#### [PROVIDED MATERIAL]
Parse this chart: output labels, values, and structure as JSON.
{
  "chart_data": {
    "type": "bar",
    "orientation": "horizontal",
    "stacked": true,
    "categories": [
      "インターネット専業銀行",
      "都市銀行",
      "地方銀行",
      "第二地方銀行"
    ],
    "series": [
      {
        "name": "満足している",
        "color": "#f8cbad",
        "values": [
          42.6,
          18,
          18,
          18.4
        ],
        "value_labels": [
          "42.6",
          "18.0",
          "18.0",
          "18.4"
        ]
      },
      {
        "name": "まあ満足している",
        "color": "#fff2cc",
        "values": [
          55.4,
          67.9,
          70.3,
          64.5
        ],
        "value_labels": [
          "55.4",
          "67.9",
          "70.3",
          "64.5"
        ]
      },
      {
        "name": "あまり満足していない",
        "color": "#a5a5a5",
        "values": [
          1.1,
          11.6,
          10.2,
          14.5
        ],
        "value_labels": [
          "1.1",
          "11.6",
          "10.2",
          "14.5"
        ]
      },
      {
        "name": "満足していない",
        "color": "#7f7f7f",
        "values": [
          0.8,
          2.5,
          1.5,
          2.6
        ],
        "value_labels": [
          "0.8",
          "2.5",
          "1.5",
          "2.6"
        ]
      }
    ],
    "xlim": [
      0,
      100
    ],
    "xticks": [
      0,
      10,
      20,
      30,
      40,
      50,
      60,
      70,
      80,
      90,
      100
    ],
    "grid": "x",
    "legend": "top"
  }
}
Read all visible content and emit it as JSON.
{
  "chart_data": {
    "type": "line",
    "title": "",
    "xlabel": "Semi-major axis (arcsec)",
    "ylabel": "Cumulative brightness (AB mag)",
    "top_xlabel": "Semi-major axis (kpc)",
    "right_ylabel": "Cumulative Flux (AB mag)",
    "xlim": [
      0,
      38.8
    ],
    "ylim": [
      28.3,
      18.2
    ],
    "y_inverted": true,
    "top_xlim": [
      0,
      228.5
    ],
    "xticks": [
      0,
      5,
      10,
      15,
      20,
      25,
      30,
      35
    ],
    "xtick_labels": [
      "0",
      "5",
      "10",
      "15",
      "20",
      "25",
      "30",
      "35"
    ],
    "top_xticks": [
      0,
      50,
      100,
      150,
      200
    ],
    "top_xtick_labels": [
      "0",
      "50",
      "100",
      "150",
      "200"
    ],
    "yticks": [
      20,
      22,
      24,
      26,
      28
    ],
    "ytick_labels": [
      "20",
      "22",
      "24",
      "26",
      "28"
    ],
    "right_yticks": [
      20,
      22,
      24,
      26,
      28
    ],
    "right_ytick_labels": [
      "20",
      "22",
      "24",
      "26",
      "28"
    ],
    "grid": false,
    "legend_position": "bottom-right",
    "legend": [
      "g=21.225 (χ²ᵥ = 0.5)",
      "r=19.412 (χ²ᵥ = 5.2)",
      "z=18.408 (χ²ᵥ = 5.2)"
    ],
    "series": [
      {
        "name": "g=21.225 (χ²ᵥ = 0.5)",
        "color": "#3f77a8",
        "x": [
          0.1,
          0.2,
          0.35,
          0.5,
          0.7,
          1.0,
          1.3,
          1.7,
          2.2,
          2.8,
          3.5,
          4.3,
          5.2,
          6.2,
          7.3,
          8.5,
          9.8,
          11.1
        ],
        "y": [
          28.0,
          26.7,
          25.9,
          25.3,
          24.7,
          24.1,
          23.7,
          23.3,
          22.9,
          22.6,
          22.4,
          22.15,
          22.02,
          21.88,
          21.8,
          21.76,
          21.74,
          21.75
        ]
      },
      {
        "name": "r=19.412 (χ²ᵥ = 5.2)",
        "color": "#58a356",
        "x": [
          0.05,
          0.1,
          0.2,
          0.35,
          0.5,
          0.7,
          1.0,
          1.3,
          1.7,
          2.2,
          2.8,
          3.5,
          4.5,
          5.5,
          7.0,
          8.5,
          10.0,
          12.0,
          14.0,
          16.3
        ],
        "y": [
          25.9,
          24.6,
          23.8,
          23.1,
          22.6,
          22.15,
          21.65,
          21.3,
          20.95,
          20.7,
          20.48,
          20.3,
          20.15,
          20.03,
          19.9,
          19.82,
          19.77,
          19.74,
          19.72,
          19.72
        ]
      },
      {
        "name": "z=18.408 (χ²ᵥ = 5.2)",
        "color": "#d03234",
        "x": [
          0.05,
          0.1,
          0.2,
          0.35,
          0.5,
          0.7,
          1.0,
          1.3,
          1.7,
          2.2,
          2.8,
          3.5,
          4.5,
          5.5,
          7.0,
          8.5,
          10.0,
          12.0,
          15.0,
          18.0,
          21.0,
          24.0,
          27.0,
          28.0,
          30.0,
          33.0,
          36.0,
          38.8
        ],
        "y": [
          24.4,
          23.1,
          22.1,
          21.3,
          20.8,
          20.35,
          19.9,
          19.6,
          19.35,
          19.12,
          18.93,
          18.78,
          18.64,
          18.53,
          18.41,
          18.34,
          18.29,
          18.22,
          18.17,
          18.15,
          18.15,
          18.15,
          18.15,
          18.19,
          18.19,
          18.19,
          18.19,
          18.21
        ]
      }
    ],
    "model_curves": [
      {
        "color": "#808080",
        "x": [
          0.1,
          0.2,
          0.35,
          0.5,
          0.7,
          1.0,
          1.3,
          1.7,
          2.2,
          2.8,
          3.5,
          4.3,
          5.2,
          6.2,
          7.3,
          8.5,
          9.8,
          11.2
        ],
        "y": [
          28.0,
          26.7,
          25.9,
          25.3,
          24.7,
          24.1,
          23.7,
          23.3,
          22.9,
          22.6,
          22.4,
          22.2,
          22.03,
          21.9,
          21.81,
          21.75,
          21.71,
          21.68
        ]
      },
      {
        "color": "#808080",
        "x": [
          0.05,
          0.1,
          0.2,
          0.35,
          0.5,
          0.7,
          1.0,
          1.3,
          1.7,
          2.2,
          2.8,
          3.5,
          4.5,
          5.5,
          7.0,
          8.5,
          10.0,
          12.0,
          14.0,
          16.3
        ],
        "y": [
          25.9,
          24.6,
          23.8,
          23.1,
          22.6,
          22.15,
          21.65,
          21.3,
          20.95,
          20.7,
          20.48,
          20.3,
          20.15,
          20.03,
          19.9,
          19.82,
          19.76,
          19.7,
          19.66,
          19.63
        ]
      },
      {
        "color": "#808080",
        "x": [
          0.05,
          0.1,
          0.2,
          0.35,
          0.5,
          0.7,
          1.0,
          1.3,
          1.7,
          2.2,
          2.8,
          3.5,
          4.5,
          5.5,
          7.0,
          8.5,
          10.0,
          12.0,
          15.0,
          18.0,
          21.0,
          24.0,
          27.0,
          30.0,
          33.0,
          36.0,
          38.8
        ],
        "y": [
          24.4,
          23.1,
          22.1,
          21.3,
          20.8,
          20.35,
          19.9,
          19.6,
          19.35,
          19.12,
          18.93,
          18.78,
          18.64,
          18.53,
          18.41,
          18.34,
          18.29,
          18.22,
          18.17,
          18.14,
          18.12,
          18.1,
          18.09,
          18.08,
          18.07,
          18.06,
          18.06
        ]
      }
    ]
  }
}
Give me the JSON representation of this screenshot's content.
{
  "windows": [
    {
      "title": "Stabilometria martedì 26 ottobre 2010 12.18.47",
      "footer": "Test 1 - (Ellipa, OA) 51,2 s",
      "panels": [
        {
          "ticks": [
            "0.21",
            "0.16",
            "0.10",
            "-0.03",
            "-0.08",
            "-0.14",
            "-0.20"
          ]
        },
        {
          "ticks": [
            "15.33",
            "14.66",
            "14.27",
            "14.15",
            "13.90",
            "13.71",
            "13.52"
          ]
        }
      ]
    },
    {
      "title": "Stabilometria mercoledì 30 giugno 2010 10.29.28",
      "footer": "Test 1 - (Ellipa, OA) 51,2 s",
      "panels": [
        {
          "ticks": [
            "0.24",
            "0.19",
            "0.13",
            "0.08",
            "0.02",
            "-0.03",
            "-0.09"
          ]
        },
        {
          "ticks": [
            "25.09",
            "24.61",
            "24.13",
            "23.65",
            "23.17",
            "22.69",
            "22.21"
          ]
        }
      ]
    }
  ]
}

#### [WHAT IS EXPECTED]
For the listing above, identify each line bearing "Cumulative".

#### [RESULT BELOW]
    "ylabel": "Cumulative brightness (AB mag)",
    "right_ylabel": "Cumulative Flux (AB mag)",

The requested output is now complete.